What this task involves → Below are some records; retype all of them exactly.
┏━━
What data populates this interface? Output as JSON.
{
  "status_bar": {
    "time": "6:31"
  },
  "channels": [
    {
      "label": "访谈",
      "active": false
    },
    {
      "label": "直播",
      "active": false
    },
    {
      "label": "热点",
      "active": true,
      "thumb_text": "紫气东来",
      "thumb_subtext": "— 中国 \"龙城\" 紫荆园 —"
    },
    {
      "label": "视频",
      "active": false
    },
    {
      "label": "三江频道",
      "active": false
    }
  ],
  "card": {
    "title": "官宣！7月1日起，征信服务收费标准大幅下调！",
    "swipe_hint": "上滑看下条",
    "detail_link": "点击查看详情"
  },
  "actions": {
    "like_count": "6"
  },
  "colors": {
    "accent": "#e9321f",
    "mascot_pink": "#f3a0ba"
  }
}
┗━━
Full answer →
What data populates this interface? Output as JSON.
{
  "status_bar": {
    "time": "6:31"
  },
  "channels": [
    {
      "label": "访谈",
      "active": false
    },
    {
      "label": "直播",
      "active": false
    },
    {
      "label": "热点",
      "active": true,
      "thumb_text": "紫气东来",
      "thumb_subtext": "— 中国 \"龙城\" 紫荆园 —"
    },
    {
      "label": "视频",
      "active": false
    },
    {
      "label": "三江频道",
      "active": false
    }
  ],
  "card": {
    "title": "官宣！7月1日起，征信服务收费标准大幅下调！",
    "swipe_hint": "上滑看下条",
    "detail_link": "点击查看详情"
  },
  "actions": {
    "like_count": "6"
  },
  "colors": {
    "accent": "#e9321f",
    "mascot_pink": "#f3a0ba"
  }
}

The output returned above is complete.